**THE REQUEST**
Transcribe all of the material exactly, except for its pictures.

(Records from a data source)
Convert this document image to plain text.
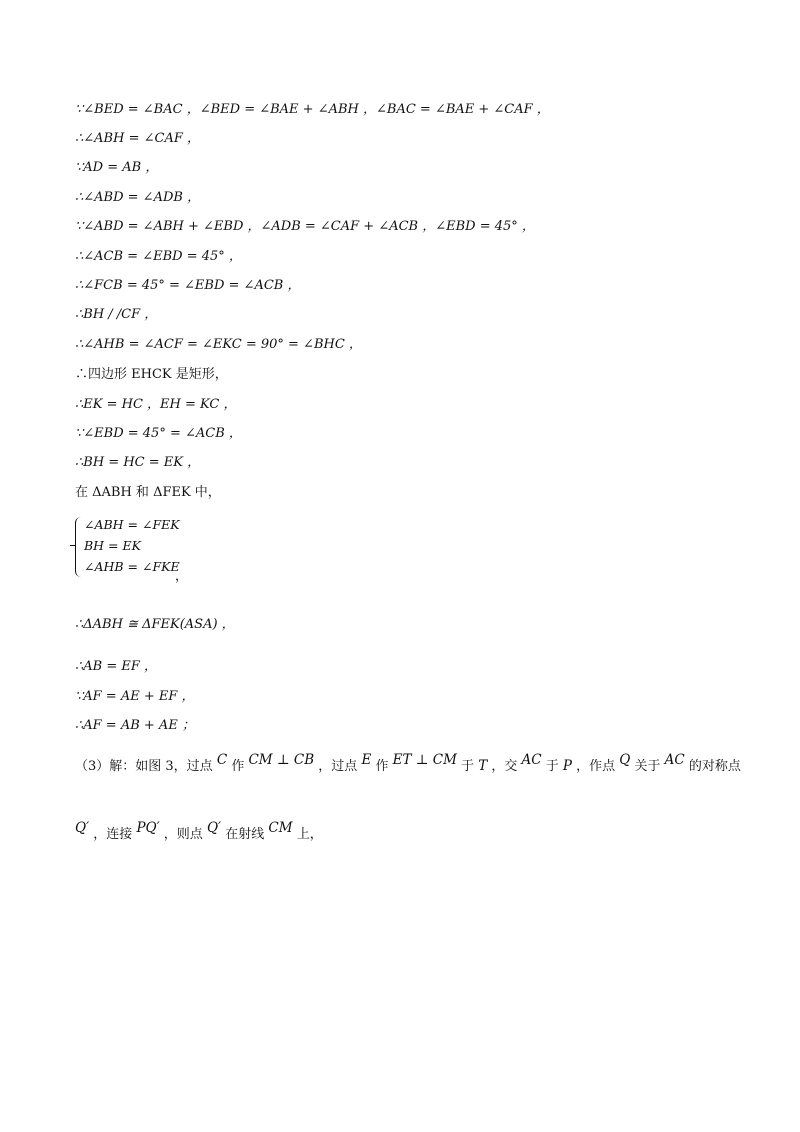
∵∠BED = ∠BAC ，∠BED = ∠BAE + ∠ABH ，∠BAC = ∠BAE + ∠CAF ，
∴∠ABH = ∠CAF ，
∵AD = AB ，
∴∠ABD = ∠ADB ，
∵∠ABD = ∠ABH + ∠EBD ，∠ADB = ∠CAF + ∠ACB ，∠EBD = 45° ，
∴∠ACB = ∠EBD = 45° ，
∴∠FCB = 45° = ∠EBD = ∠ACB ，
∴BH / /CF ，
∴∠AHB = ∠ACF = ∠EKC = 90° = ∠BHC ，
∴四边形 EHCK 是矩形，
∴EK = HC ，EH = KC ，
∵∠EBD = 45° = ∠ACB ，
∴BH = HC = EK ，
在 ΔABH 和 ΔFEK 中，
∠ABH = ∠FEK
BH = EK
∠AHB = ∠FKE
，
∴ΔABH ≅ ΔFEK(ASA) ，
∴AB = EF ，
∵AF = AE + EF ，
∴AF = AB + AE ；
（3）解：如图 3，过点 C 作 CM ⊥ CB ，过点 E 作 ET ⊥ CM 于 T ，交 AC 于 P ，作点 Q 关于 AC 的对称点
Q′ ，连接 PQ′ ，则点 Q′ 在射线 CM 上，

**CORRECT OUTPUT**
Convert this document image to plain text.
∵∠BED = ∠BAC ，∠BED = ∠BAE + ∠ABH ，∠BAC = ∠BAE + ∠CAF ，
∴∠ABH = ∠CAF ，
∵AD = AB ，
∴∠ABD = ∠ADB ，
∵∠ABD = ∠ABH + ∠EBD ，∠ADB = ∠CAF + ∠ACB ，∠EBD = 45° ，
∴∠ACB = ∠EBD = 45° ，
∴∠FCB = 45° = ∠EBD = ∠ACB ，
∴BH / /CF ，
∴∠AHB = ∠ACF = ∠EKC = 90° = ∠BHC ，
∴四边形 EHCK 是矩形，
∴EK = HC ，EH = KC ，
∵∠EBD = 45° = ∠ACB ，
∴BH = HC = EK ，
在 ΔABH 和 ΔFEK 中，
∠ABH = ∠FEK
BH = EK
∠AHB = ∠FKE
，
∴ΔABH ≅ ΔFEK(ASA) ，
∴AB = EF ，
∵AF = AE + EF ，
∴AF = AB + AE ；
（3）解：如图 3，过点 C 作 CM ⊥ CB ，过点 E 作 ET ⊥ CM 于 T ，交 AC 于 P ，作点 Q 关于 AC 的对称点
Q′ ，连接 PQ′ ，则点 Q′ 在射线 CM 上，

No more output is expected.